◆ Problem statement: The entries that follow should be written out exactly.

###

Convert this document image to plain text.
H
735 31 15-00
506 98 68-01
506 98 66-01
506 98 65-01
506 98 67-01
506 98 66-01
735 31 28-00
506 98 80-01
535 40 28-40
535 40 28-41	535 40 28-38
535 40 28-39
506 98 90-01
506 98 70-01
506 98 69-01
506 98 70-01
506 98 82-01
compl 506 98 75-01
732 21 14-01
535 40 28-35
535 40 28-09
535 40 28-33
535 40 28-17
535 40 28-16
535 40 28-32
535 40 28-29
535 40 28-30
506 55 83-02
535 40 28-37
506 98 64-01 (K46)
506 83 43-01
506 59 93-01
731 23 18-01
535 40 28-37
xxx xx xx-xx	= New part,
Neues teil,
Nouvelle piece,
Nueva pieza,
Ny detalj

###

◆ Answer in full:
Convert this document image to plain text.
H
735 31 15-00
506 98 68-01
506 98 66-01
506 98 65-01
506 98 67-01
506 98 66-01
735 31 28-00
506 98 80-01
535 40 28-40
535 40 28-41	535 40 28-38
535 40 28-39
506 98 90-01
506 98 70-01
506 98 69-01
506 98 70-01
506 98 82-01
compl 506 98 75-01
732 21 14-01
535 40 28-35
535 40 28-09
535 40 28-33
535 40 28-17
535 40 28-16
535 40 28-32
535 40 28-29
535 40 28-30
506 55 83-02
535 40 28-37
506 98 64-01 (K46)
506 83 43-01
506 59 93-01
731 23 18-01
535 40 28-37
xxx xx xx-xx	= New part,
Neues teil,
Nouvelle piece,
Nueva pieza,
Ny detalj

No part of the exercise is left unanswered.